R’ Mordechai Schwab z”l (rosh yeshiva of Mesivta Bais Shraga in Monsey; brother of R’ Shimon Schwab z”l) used to wear his suits until they were so worn that they could not be used again. When he disposed of a suit, he would fold it neatly, and he would say to it, “Thank you! You have served me well.”
Afterward, he would place the suit carefully in a plastic bag and seal the bag before placing the whole package in the garbage - exactly the way one disposes of shaimos / pages containing words of Torah. (Heard from his student, R’ Raphael Mendlowitz, shlita)
R’ Nachum Ze’ev Bornstein z”l
R’ Bornstein, the author of a Talmudic commentary entitled Agudat Ezov, was born in 1821 and died in 1885. One of his sons was the Sochatchover Rebbe, R’ Avraham Bornstein, known as the “Avnei Naizer,” after his collection of halachic responsa. (R’ Avraham’s son, in turn, was known as the “Shem M’Shmuel.”)
It is related that for many years, the older R’ Bornstein used the following method to select the etrog over which he would recite the berachah: at the end of Yom Kippur, before havdalah, he would dip his hand into a box of etrogim, take one out, and put it away until the morning of the first day of Sukkot without even looking at it. Remarkably, he always ended up with the nicest etrog in town.
A few years before his death, R’ Bornstein stopped this practice and began selecting his etrog. When one of his grandchildren asked the reason for his earlier practice and the reason that he changed his custom, R’ Bornstein explained:
G-d created man inherently good, and a good person is automatically drawn to that which is good. However, through his sins, man poisons himself and loses the ability to find good instinctively.

......

• **Parts of the exercise**
**A.** Sum up the rabbi stories in two sentences.
**B.** Go on with the rabbi stories, starting right after their last sentence.
The listing that comes next was taken from a different source.

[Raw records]
......

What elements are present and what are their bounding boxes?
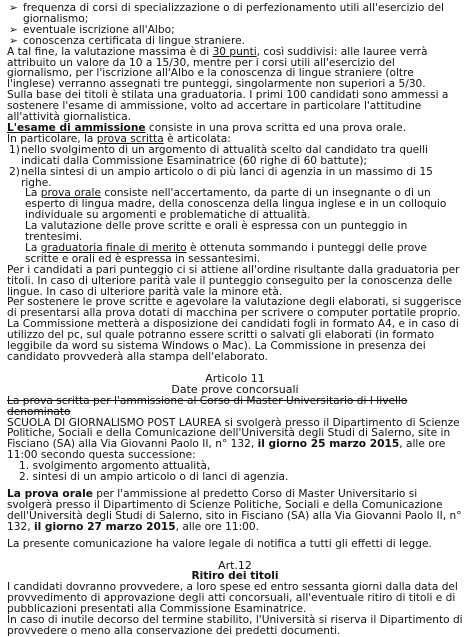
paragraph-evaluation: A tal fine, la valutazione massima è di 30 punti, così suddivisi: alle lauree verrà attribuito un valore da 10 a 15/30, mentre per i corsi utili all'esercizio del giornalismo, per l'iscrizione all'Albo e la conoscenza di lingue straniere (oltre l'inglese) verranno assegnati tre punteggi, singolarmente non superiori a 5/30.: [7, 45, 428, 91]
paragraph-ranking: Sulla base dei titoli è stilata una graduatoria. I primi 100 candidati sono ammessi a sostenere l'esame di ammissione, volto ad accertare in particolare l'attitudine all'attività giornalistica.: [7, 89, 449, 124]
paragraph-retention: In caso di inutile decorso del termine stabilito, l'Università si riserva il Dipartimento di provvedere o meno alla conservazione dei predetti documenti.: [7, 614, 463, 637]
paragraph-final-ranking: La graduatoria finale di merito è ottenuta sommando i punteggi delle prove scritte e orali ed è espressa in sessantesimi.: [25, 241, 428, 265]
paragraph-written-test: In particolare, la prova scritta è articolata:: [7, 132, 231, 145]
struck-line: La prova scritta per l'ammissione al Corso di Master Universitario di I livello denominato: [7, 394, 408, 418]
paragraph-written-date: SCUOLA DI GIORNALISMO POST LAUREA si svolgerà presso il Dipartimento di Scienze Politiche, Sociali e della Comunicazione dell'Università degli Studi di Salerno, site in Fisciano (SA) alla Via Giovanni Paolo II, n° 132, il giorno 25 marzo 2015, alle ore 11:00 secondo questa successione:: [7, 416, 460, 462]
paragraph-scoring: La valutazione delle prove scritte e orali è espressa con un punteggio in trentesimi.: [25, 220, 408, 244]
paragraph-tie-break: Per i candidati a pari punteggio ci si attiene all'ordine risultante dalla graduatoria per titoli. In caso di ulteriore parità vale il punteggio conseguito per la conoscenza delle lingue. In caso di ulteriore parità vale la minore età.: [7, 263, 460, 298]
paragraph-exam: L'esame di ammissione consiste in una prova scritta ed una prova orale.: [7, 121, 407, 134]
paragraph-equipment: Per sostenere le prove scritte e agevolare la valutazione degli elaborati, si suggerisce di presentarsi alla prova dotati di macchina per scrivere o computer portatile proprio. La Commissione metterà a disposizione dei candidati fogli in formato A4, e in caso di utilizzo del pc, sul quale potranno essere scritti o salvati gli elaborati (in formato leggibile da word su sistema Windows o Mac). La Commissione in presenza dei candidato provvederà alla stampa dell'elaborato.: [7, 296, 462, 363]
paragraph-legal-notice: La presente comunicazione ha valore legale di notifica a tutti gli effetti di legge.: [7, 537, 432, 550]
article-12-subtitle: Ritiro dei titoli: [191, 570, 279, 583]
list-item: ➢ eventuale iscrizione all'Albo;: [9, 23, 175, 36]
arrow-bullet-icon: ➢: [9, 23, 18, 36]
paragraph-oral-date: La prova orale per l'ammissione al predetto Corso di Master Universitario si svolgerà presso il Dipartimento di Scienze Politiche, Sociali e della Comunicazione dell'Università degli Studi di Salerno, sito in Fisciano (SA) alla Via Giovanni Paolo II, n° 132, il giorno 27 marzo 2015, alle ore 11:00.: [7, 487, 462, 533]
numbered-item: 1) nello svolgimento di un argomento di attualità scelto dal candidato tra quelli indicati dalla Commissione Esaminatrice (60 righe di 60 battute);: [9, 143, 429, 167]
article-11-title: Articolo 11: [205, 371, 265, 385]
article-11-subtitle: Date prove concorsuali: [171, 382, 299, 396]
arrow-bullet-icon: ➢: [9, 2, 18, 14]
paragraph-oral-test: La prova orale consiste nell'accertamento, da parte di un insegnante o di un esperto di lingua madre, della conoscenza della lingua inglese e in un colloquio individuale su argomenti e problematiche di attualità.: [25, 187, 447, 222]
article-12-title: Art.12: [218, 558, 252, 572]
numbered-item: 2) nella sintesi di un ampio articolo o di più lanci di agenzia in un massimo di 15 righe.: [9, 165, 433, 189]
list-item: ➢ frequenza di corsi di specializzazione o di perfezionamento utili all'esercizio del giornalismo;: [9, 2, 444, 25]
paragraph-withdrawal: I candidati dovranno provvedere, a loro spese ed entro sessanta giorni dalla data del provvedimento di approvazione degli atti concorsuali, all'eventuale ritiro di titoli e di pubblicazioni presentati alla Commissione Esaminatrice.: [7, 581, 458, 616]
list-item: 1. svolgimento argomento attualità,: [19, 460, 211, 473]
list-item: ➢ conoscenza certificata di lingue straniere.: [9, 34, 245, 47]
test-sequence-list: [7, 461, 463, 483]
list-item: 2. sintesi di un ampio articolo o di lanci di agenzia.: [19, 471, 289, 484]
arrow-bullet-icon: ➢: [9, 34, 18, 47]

......

• **Expected responses**
**A.** R’ Mordechai Schwab wore his suits until they could not be used again, then folded each one, thanked it, and sealed it in a plastic bag before putting it in the garbage, the way one disposes of pages containing words of Torah. For many years R’ Nachum Ze’ev Bornstein took his etrog from a box without looking and always ended up with the nicest one in town, but a few years before his death he began selecting it, and he told a grandchild that man is created good and drawn to good but loses that instinct through sin.

**B.**
If one repents on Yom Kippur, he finds himself at the close of that day in his original perfect state (until he sins again). Thus, during the first moments after Yom Kippur, I was instinctively drawn to a perfect etrog.
However, now I am older and feel that my end was nearing, and I know that on whichever Yom Kippur turns out to be my last, I will necessarily not be forgiven for all my sins, for if I am, I will be unable to die that year. Therefore, I can no longer risk choosing an etrog in my usual manner. Also, if I continue to choose an etrog in this way and I end up with an etrog of poor quality, I will know that my last year has come and I will not be able to serve Hashem with a clear mind any longer.
R’ Bornstein was a chassid of R’ Mendel of Kotzk, and the two later became in-laws. (R’ Avraham Bornstein married R’ Mendel’s daughter.) R’ Mendel said that the reason the elder R’ Bornstein merited to have a son who enlightened the world (i.e., R’ Avraham) was that on one Purim night, R’ Bornstein was the only person in the world studying Torah at a particular moment. The Sages say that if the world were ever without at least one person studying Torah, it would cease to exist; thus, in his merit alone, the world continued to function. (Gedolei Ha’dorot p. 752)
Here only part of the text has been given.